═══ Task inputs ═══

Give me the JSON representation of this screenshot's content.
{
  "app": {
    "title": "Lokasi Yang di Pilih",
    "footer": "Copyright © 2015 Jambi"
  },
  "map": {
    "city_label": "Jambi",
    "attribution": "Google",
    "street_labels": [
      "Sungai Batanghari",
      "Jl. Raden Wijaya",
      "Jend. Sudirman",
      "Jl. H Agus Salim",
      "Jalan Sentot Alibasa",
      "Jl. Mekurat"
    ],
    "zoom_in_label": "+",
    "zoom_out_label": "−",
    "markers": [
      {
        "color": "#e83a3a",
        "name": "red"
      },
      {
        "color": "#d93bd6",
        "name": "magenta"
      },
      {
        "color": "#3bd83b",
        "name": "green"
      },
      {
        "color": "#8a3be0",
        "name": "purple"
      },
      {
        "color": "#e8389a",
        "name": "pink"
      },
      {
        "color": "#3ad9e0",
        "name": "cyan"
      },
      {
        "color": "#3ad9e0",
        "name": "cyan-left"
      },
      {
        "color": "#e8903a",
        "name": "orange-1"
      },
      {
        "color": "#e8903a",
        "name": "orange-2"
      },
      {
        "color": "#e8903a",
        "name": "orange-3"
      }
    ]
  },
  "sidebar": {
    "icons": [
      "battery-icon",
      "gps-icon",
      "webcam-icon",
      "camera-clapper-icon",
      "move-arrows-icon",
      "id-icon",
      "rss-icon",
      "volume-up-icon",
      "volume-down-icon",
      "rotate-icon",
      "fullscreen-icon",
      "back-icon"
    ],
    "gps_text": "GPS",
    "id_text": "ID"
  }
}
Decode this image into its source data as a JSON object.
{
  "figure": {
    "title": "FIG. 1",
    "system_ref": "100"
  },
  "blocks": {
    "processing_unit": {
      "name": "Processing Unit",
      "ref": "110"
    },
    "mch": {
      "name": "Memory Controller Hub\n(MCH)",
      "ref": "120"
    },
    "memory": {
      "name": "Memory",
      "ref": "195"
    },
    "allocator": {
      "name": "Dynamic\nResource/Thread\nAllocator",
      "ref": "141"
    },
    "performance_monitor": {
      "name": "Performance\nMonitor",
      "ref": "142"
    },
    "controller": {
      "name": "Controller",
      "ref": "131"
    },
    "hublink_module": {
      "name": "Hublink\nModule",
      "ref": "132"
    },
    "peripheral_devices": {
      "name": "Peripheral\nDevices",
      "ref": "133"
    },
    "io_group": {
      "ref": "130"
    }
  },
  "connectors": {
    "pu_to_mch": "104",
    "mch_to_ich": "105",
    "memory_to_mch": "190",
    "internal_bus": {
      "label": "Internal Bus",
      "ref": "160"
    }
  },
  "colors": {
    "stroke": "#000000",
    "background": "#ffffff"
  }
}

═══

* [Exercise]
Output the whole listing above again, word for word.

* [Expected answer]
Give me the JSON representation of this screenshot's content.
{
  "app": {
    "title": "Lokasi Yang di Pilih",
    "footer": "Copyright © 2015 Jambi"
  },
  "map": {
    "city_label": "Jambi",
    "attribution": "Google",
    "street_labels": [
      "Sungai Batanghari",
      "Jl. Raden Wijaya",
      "Jend. Sudirman",
      "Jl. H Agus Salim",
      "Jalan Sentot Alibasa",
      "Jl. Mekurat"
    ],
    "zoom_in_label": "+",
    "zoom_out_label": "−",
    "markers": [
      {
        "color": "#e83a3a",
        "name": "red"
      },
      {
        "color": "#d93bd6",
        "name": "magenta"
      },
      {
        "color": "#3bd83b",
        "name": "green"
      },
      {
        "color": "#8a3be0",
        "name": "purple"
      },
      {
        "color": "#e8389a",
        "name": "pink"
      },
      {
        "color": "#3ad9e0",
        "name": "cyan"
      },
      {
        "color": "#3ad9e0",
        "name": "cyan-left"
      },
      {
        "color": "#e8903a",
        "name": "orange-1"
      },
      {
        "color": "#e8903a",
        "name": "orange-2"
      },
      {
        "color": "#e8903a",
        "name": "orange-3"
      }
    ]
  },
  "sidebar": {
    "icons": [
      "battery-icon",
      "gps-icon",
      "webcam-icon",
      "camera-clapper-icon",
      "move-arrows-icon",
      "id-icon",
      "rss-icon",
      "volume-up-icon",
      "volume-down-icon",
      "rotate-icon",
      "fullscreen-icon",
      "back-icon"
    ],
    "gps_text": "GPS",
    "id_text": "ID"
  }
}
Decode this image into its source data as a JSON object.
{
  "figure": {
    "title": "FIG. 1",
    "system_ref": "100"
  },
  "blocks": {
    "processing_unit": {
      "name": "Processing Unit",
      "ref": "110"
    },
    "mch": {
      "name": "Memory Controller Hub\n(MCH)",
      "ref": "120"
    },
    "memory": {
      "name": "Memory",
      "ref": "195"
    },
    "allocator": {
      "name": "Dynamic\nResource/Thread\nAllocator",
      "ref": "141"
    },
    "performance_monitor": {
      "name": "Performance\nMonitor",
      "ref": "142"
    },
    "controller": {
      "name": "Controller",
      "ref": "131"
    },
    "hublink_module": {
      "name": "Hublink\nModule",
      "ref": "132"
    },
    "peripheral_devices": {
      "name": "Peripheral\nDevices",
      "ref": "133"
    },
    "io_group": {
      "ref": "130"
    }
  },
  "connectors": {
    "pu_to_mch": "104",
    "mch_to_ich": "105",
    "memory_to_mch": "190",
    "internal_bus": {
      "label": "Internal Bus",
      "ref": "160"
    }
  },
  "colors": {
    "stroke": "#000000",
    "background": "#ffffff"
  }
}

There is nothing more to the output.